Short problem » Write out the listing below exactly, and omit any images you find in it.

═══ The data ═══

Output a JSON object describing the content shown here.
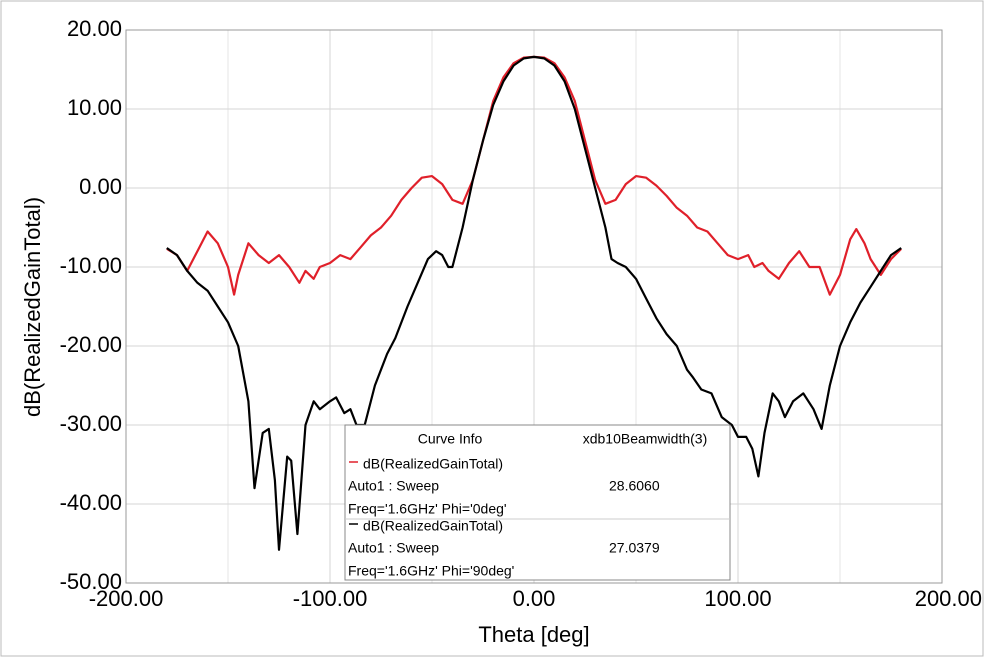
{
  "chart_data": {
    "type": "line",
    "xlabel": "Theta [deg]",
    "ylabel": "dB(RealizedGainTotal)",
    "xlim": [
      -200,
      200
    ],
    "ylim": [
      -50,
      20
    ],
    "xticks": [
      {
        "value": -200,
        "label": "-200.00"
      },
      {
        "value": -100,
        "label": "-100.00"
      },
      {
        "value": 0,
        "label": "0.00"
      },
      {
        "value": 100,
        "label": "100.00"
      },
      {
        "value": 200,
        "label": "200.00"
      }
    ],
    "xminor": [
      -150,
      -50,
      50,
      150
    ],
    "yticks": [
      {
        "value": -50,
        "label": "-50.00"
      },
      {
        "value": -40,
        "label": "-40.00"
      },
      {
        "value": -30,
        "label": "-30.00"
      },
      {
        "value": -20,
        "label": "-20.00"
      },
      {
        "value": -10,
        "label": "-10.00"
      },
      {
        "value": 0,
        "label": "0.00"
      },
      {
        "value": 10,
        "label": "10.00"
      },
      {
        "value": 20,
        "label": "20.00"
      }
    ],
    "grid": true,
    "legend_header": [
      "Curve Info",
      "xdb10Beamwidth(3)"
    ],
    "series": [
      {
        "name": "dB(RealizedGainTotal)",
        "sweep": "Auto1 : Sweep",
        "context": "Freq='1.6GHz' Phi='0deg'",
        "beamwidth": {
          "value": 28.606,
          "label": "28.6060"
        },
        "color": "#e0202a",
        "x": [
          -180,
          -175,
          -170,
          -165,
          -160,
          -155,
          -150,
          -147,
          -145,
          -140,
          -135,
          -130,
          -125,
          -120,
          -115,
          -112,
          -108,
          -105,
          -100,
          -95,
          -90,
          -85,
          -80,
          -75,
          -70,
          -65,
          -60,
          -55,
          -50,
          -45,
          -40,
          -35,
          -30,
          -25,
          -20,
          -15,
          -10,
          -5,
          0,
          5,
          10,
          15,
          20,
          25,
          30,
          35,
          40,
          45,
          50,
          55,
          60,
          65,
          70,
          75,
          80,
          85,
          90,
          95,
          100,
          105,
          108,
          112,
          115,
          120,
          125,
          130,
          135,
          140,
          145,
          150,
          155,
          158,
          162,
          165,
          170,
          175,
          180
        ],
        "values": [
          -7.7,
          -8.5,
          -10.5,
          -8,
          -5.5,
          -7,
          -10,
          -13.5,
          -11,
          -7,
          -8.5,
          -9.5,
          -8.5,
          -10,
          -12,
          -10.5,
          -11.5,
          -10,
          -9.5,
          -8.5,
          -9,
          -7.5,
          -6,
          -5,
          -3.5,
          -1.5,
          0,
          1.3,
          1.5,
          0.5,
          -1.5,
          -2,
          1,
          6,
          11,
          14,
          15.8,
          16.5,
          16.6,
          16.5,
          15.8,
          14,
          11,
          6,
          1,
          -2,
          -1.5,
          0.5,
          1.5,
          1.3,
          0.3,
          -1,
          -2.5,
          -3.5,
          -5,
          -5.5,
          -7,
          -8.5,
          -9,
          -8.5,
          -10,
          -9.5,
          -10.5,
          -11.5,
          -9.5,
          -8,
          -10,
          -10,
          -13.5,
          -11,
          -6.5,
          -5.2,
          -7,
          -9,
          -11,
          -9,
          -7.7
        ]
      },
      {
        "name": "dB(RealizedGainTotal)",
        "sweep": "Auto1 : Sweep",
        "context": "Freq='1.6GHz' Phi='90deg'",
        "beamwidth": {
          "value": 27.0379,
          "label": "27.0379"
        },
        "color": "#000000",
        "x": [
          -180,
          -175,
          -170,
          -165,
          -160,
          -155,
          -150,
          -145,
          -140,
          -137,
          -133,
          -130,
          -127,
          -125,
          -121,
          -119,
          -116,
          -112,
          -108,
          -105,
          -100,
          -97,
          -93,
          -90,
          -87,
          -83,
          -78,
          -72,
          -68,
          -62,
          -57,
          -52,
          -48,
          -45,
          -42,
          -40,
          -35,
          -30,
          -25,
          -20,
          -15,
          -10,
          -5,
          0,
          5,
          10,
          15,
          20,
          25,
          30,
          35,
          38,
          41,
          45,
          50,
          55,
          60,
          65,
          70,
          75,
          78,
          82,
          87,
          92,
          97,
          100,
          104,
          107,
          110,
          113,
          117,
          120,
          123,
          127,
          132,
          137,
          141,
          145,
          150,
          155,
          160,
          165,
          170,
          175,
          180
        ],
        "values": [
          -7.6,
          -8.5,
          -10.5,
          -12,
          -13,
          -15,
          -17,
          -20,
          -27,
          -38,
          -31,
          -30.5,
          -37,
          -45.8,
          -34,
          -34.5,
          -43.8,
          -30,
          -27,
          -28,
          -27,
          -26.5,
          -28.5,
          -28,
          -30,
          -30,
          -25,
          -21,
          -19,
          -15,
          -12,
          -9,
          -8,
          -8.5,
          -10,
          -10,
          -5,
          1,
          6,
          10.5,
          13.5,
          15.5,
          16.4,
          16.6,
          16.4,
          15.5,
          13.5,
          10,
          5,
          0,
          -5,
          -9,
          -9.5,
          -10,
          -11.5,
          -14,
          -16.5,
          -18.5,
          -20,
          -23,
          -24,
          -25.5,
          -26,
          -29,
          -30,
          -31.5,
          -31.5,
          -33,
          -36.5,
          -31,
          -26,
          -27,
          -29,
          -27,
          -26,
          -28,
          -30.5,
          -25,
          -20,
          -17,
          -14.5,
          -12.5,
          -10.5,
          -8.5,
          -7.6
        ]
      }
    ]
  }
}
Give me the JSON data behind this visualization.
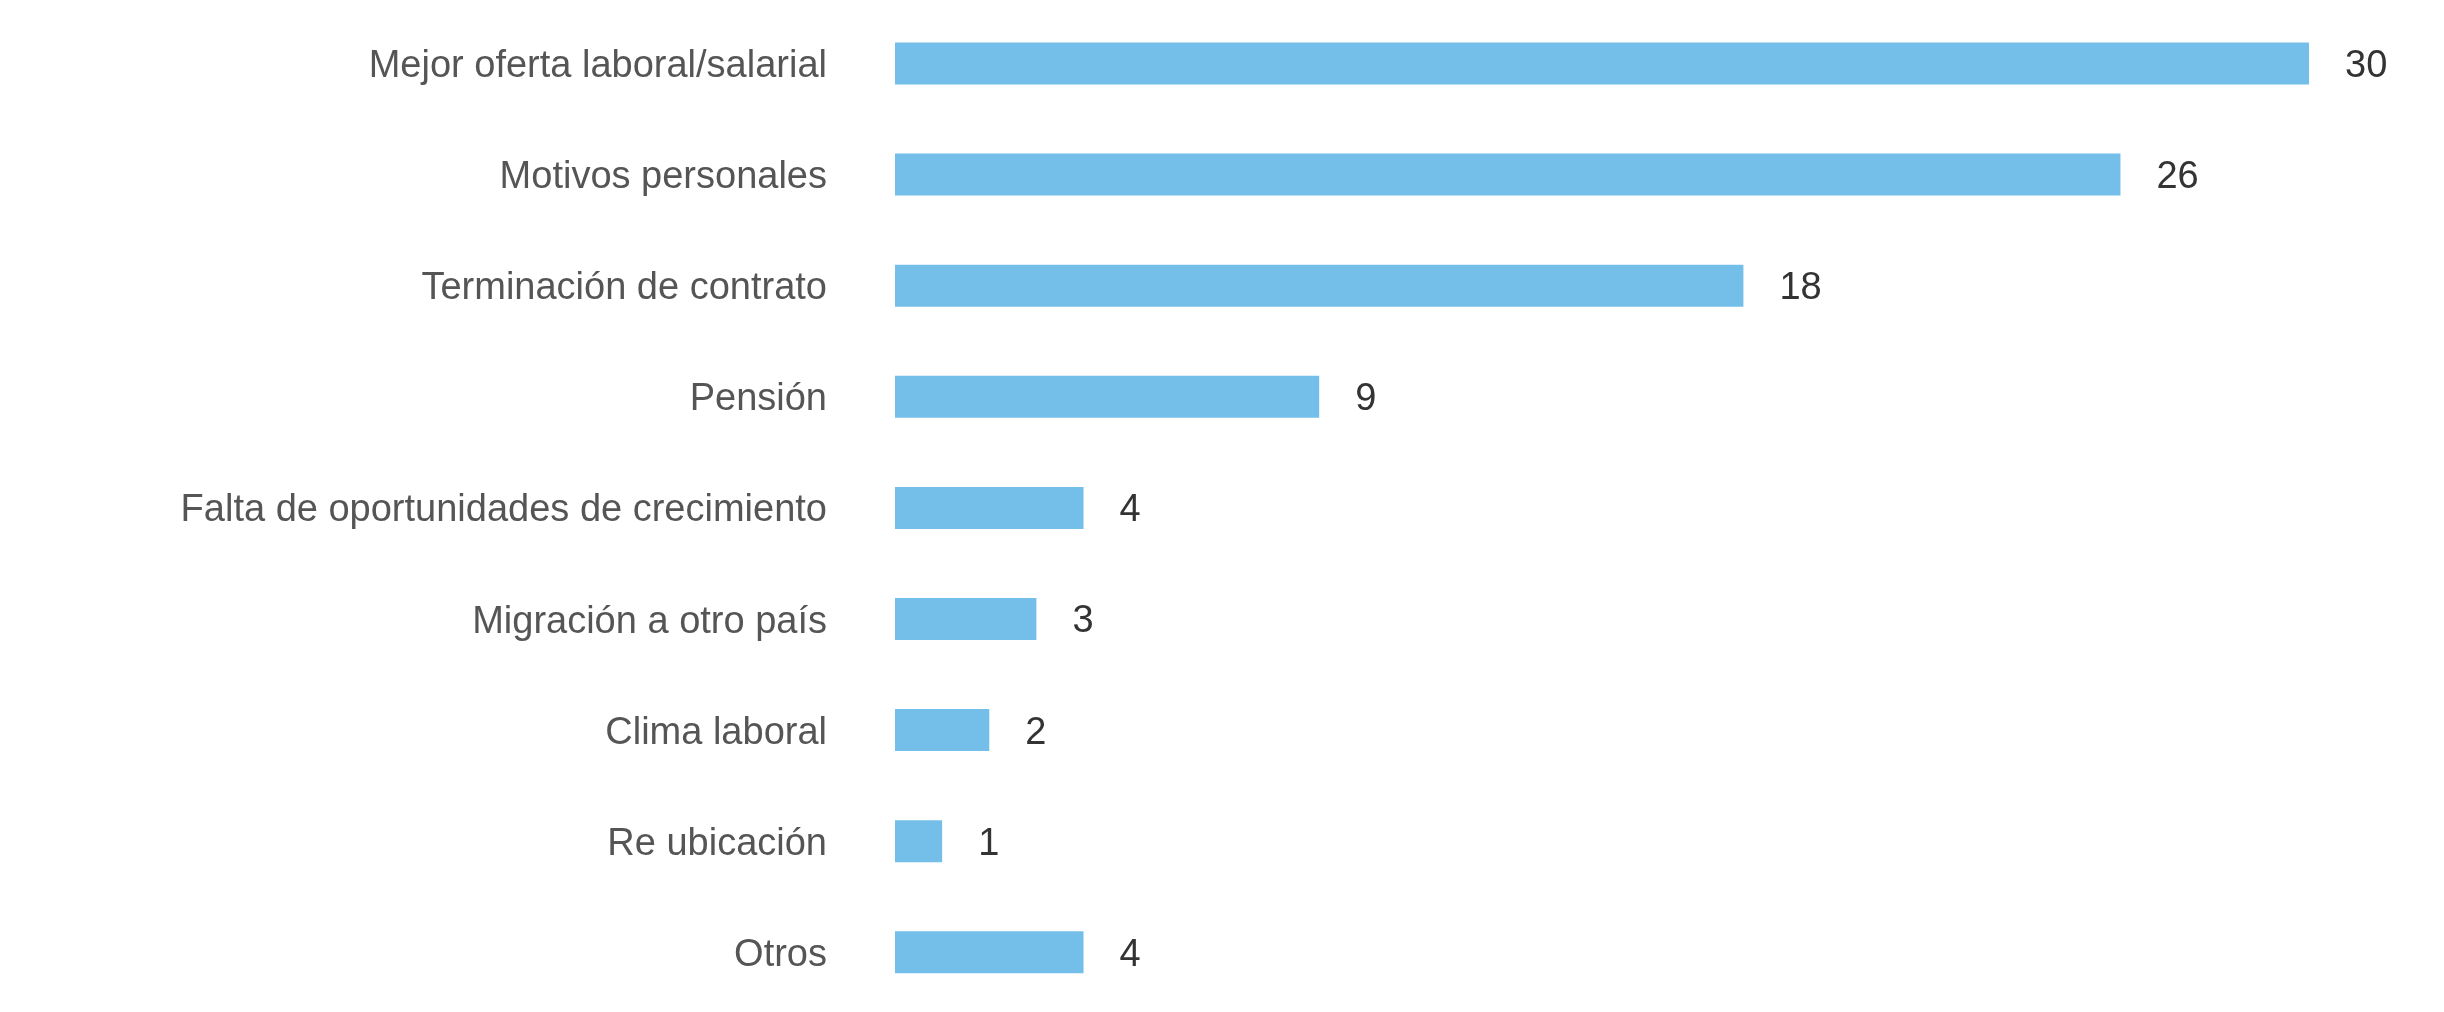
{
  "chart_data": {
    "type": "bar",
    "orientation": "horizontal",
    "categories": [
      "Mejor oferta laboral/salarial",
      "Motivos personales",
      "Terminación de contrato",
      "Pensión",
      "Falta de oportunidades de crecimiento",
      "Migración a otro país",
      "Clima laboral",
      "Re ubicación",
      "Otros"
    ],
    "values": [
      30,
      26,
      18,
      9,
      4,
      3,
      2,
      1,
      4
    ],
    "color": "#74bfea",
    "data_labels": true
  }
}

═══

Worked solution »
Output a JSON object describing the content shown here.
{
  "chart_data": {
    "type": "line",
    "xlabel": "Theta [deg]",
    "ylabel": "dB(RealizedGainTotal)",
    "xlim": [
      -200,
      200
    ],
    "ylim": [
      -50,
      20
    ],
    "xticks": [
      {
        "value": -200,
        "label": "-200.00"
      },
      {
        "value": -100,
        "label": "-100.00"
      },
      {
        "value": 0,
        "label": "0.00"
      },
      {
        "value": 100,
        "label": "100.00"
      },
      {
        "value": 200,
        "label": "200.00"
      }
    ],
    "xminor": [
      -150,
      -50,
      50,
      150
    ],
    "yticks": [
      {
        "value": -50,
        "label": "-50.00"
      },
      {
        "value": -40,
        "label": "-40.00"
      },
      {
        "value": -30,
        "label": "-30.00"
      },
      {
        "value": -20,
        "label": "-20.00"
      },
      {
        "value": -10,
        "label": "-10.00"
      },
      {
        "value": 0,
        "label": "0.00"
      },
      {
        "value": 10,
        "label": "10.00"
      },
      {
        "value": 20,
        "label": "20.00"
      }
    ],
    "grid": true,
    "legend_header": [
      "Curve Info",
      "xdb10Beamwidth(3)"
    ],
    "series": [
      {
        "name": "dB(RealizedGainTotal)",
        "sweep": "Auto1 : Sweep",
        "context": "Freq='1.6GHz' Phi='0deg'",
        "beamwidth": {
          "value": 28.606,
          "label": "28.6060"
        },
        "color": "#e0202a",
        "x": [
          -180,
          -175,
          -170,
          -165,
          -160,
          -155,
          -150,
          -147,
          -145,
          -140,
          -135,
          -130,
          -125,
          -120,
          -115,
          -112,
          -108,
          -105,
          -100,
          -95,
          -90,
          -85,
          -80,
          -75,
          -70,
          -65,
          -60,
          -55,
          -50,
          -45,
          -40,
          -35,
          -30,
          -25,
          -20,
          -15,
          -10,
          -5,
          0,
          5,
          10,
          15,
          20,
          25,
          30,
          35,
          40,
          45,
          50,
          55,
          60,
          65,
          70,
          75,
          80,
          85,
          90,
          95,
          100,
          105,
          108,
          112,
          115,
          120,
          125,
          130,
          135,
          140,
          145,
          150,
          155,
          158,
          162,
          165,
          170,
          175,
          180
        ],
        "values": [
          -7.7,
          -8.5,
          -10.5,
          -8,
          -5.5,
          -7,
          -10,
          -13.5,
          -11,
          -7,
          -8.5,
          -9.5,
          -8.5,
          -10,
          -12,
          -10.5,
          -11.5,
          -10,
          -9.5,
          -8.5,
          -9,
          -7.5,
          -6,
          -5,
          -3.5,
          -1.5,
          0,
          1.3,
          1.5,
          0.5,
          -1.5,
          -2,
          1,
          6,
          11,
          14,
          15.8,
          16.5,
          16.6,
          16.5,
          15.8,
          14,
          11,
          6,
          1,
          -2,
          -1.5,
          0.5,
          1.5,
          1.3,
          0.3,
          -1,
          -2.5,
          -3.5,
          -5,
          -5.5,
          -7,
          -8.5,
          -9,
          -8.5,
          -10,
          -9.5,
          -10.5,
          -11.5,
          -9.5,
          -8,
          -10,
          -10,
          -13.5,
          -11,
          -6.5,
          -5.2,
          -7,
          -9,
          -11,
          -9,
          -7.7
        ]
      },
      {
        "name": "dB(RealizedGainTotal)",
        "sweep": "Auto1 : Sweep",
        "context": "Freq='1.6GHz' Phi='90deg'",
        "beamwidth": {
          "value": 27.0379,
          "label": "27.0379"
        },
        "color": "#000000",
        "x": [
          -180,
          -175,
          -170,
          -165,
          -160,
          -155,
          -150,
          -145,
          -140,
          -137,
          -133,
          -130,
          -127,
          -125,
          -121,
          -119,
          -116,
          -112,
          -108,
          -105,
          -100,
          -97,
          -93,
          -90,
          -87,
          -83,
          -78,
          -72,
          -68,
          -62,
          -57,
          -52,
          -48,
          -45,
          -42,
          -40,
          -35,
          -30,
          -25,
          -20,
          -15,
          -10,
          -5,
          0,
          5,
          10,
          15,
          20,
          25,
          30,
          35,
          38,
          41,
          45,
          50,
          55,
          60,
          65,
          70,
          75,
          78,
          82,
          87,
          92,
          97,
          100,
          104,
          107,
          110,
          113,
          117,
          120,
          123,
          127,
          132,
          137,
          141,
          145,
          150,
          155,
          160,
          165,
          170,
          175,
          180
        ],
        "values": [
          -7.6,
          -8.5,
          -10.5,
          -12,
          -13,
          -15,
          -17,
          -20,
          -27,
          -38,
          -31,
          -30.5,
          -37,
          -45.8,
          -34,
          -34.5,
          -43.8,
          -30,
          -27,
          -28,
          -27,
          -26.5,
          -28.5,
          -28,
          -30,
          -30,
          -25,
          -21,
          -19,
          -15,
          -12,
          -9,
          -8,
          -8.5,
          -10,
          -10,
          -5,
          1,
          6,
          10.5,
          13.5,
          15.5,
          16.4,
          16.6,
          16.4,
          15.5,
          13.5,
          10,
          5,
          0,
          -5,
          -9,
          -9.5,
          -10,
          -11.5,
          -14,
          -16.5,
          -18.5,
          -20,
          -23,
          -24,
          -25.5,
          -26,
          -29,
          -30,
          -31.5,
          -31.5,
          -33,
          -36.5,
          -31,
          -26,
          -27,
          -29,
          -27,
          -26,
          -28,
          -30.5,
          -25,
          -20,
          -17,
          -14.5,
          -12.5,
          -10.5,
          -8.5,
          -7.6
        ]
      }
    ]
  }
}
Give me the JSON data behind this visualization.
{
  "chart_data": {
    "type": "bar",
    "orientation": "horizontal",
    "categories": [
      "Mejor oferta laboral/salarial",
      "Motivos personales",
      "Terminación de contrato",
      "Pensión",
      "Falta de oportunidades de crecimiento",
      "Migración a otro país",
      "Clima laboral",
      "Re ubicación",
      "Otros"
    ],
    "values": [
      30,
      26,
      18,
      9,
      4,
      3,
      2,
      1,
      4
    ],
    "color": "#74bfea",
    "data_labels": true
  }
}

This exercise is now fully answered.